• TO DO: Check each of the following statements against the ScummVM commit email, answering yes or no and quoting the words from the email that settle it. 1. The email reports two new commits. 2. The commit swaps a print call for a logging call in the xattr message. 3. The docstring typo that was fixed read "Mac Japanse".

## START SUPPLIED TEXT

[Scummvm-git-logs] scummvm master -> 41a8c4765d5bb479a6bd6af159c62fea7c1fa5b9

sev- noreply at scummvm.org
Wed Jun 22 22:19:56 UTC 2022


This automated email contains information about 1 new commit which have been
pushed to the 'scummvm' repo located at https://github.com/scummvm/scummvm .

Summary:
41a8c4765d DEVTOOLS: COMPANION: MacJapanese mapping of SHIFT-JIS range, log levels, typo fixes


Commit: 41a8c4765d5bb479a6bd6af159c62fea7c1fa5b9
    https://github.com/scummvm/scummvm/commit/41a8c4765d5bb479a6bd6af159c62fea7c1fa5b9
Author: eientei (einstein95 at users.noreply.github.com)
Date: 2022-06-23T00:19:52+02:00

Commit Message:
DEVTOOLS: COMPANION: MacJapanese mapping of SHIFT-JIS range, log levels, typo fixes

Changed paths:
    devtools/dumper-companion.py


diff --git a/devtools/dumper-companion.py b/devtools/dumper-companion.py
index fab6cc2159a..9df05d4da7c 100755
--- a/devtools/dumper-companion.py
+++ b/devtools/dumper-companion.py
@@ -18,6 +18,7 @@ import argparse
 import io
 import os
 import sys
+import logging
 from binascii import crc_hqx
 from pathlib import Path
 from struct import pack, unpack
@@ -30,7 +31,7 @@ if sys.platform == "darwin":
     try:
         import xattr
     except ImportError:
-        print("xattr is required for the 'mac' mode to work\n")
+        logging.error("xattr is required for the 'mac' mode to work\n")
 
 
 # fmt: off
@@ -86,13 +87,14 @@ decode_map = {
 
 def decode_macjapanese(text: ByteString) -> str:
     """
-    Decode Mac Japanse
+    Decode MacJapanese
 
     Mac OS Japanese
     https://en.wikipedia.org/wiki/Shift_JIS#MacJapanese
     https://www.unicode.org/Public/MAPPINGS/VENDORS/APPLE/JAPANESE.TXT
     """
     res = ""
+
     i_text = iter(text)
     hi = next(i_text, None)
     while hi:
@@ -103,21 +105,39 @@ def decode_macjapanese(text: ByteString) -> str:
         elif (0x81 <= hi <= 0x9F) or (0xE0 <= hi <= 0xFC):  # two-byte sequence
             lo = next(i_text, None)

## END SUPPLIED TEXT
## START INFORMATION SHOWN

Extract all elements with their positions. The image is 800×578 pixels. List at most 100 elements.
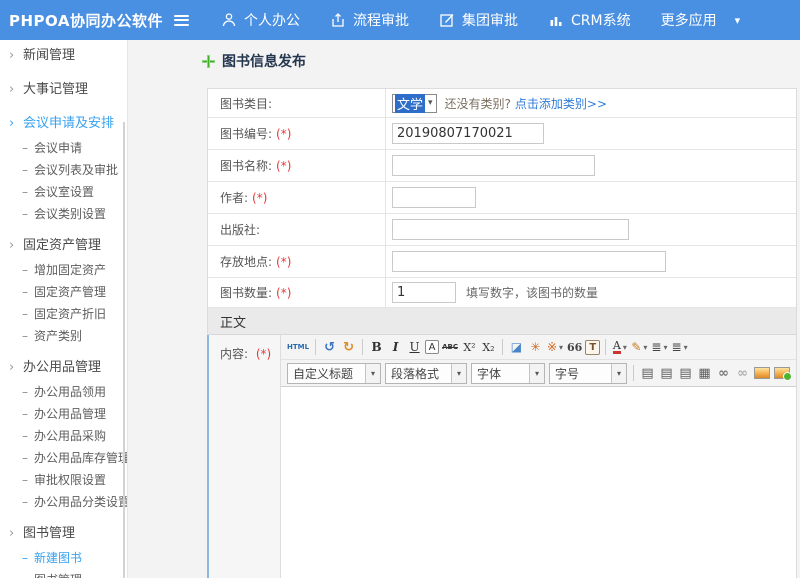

## END INFORMATION SHOWN

• COMPLETE OUTPUT:
1. No: "This automated email contains information about 1 new commit"
2. Yes: "logging.error("xattr is required for the 'mac' mode to work\n")"
3. Yes: "Decode Mac Japanse"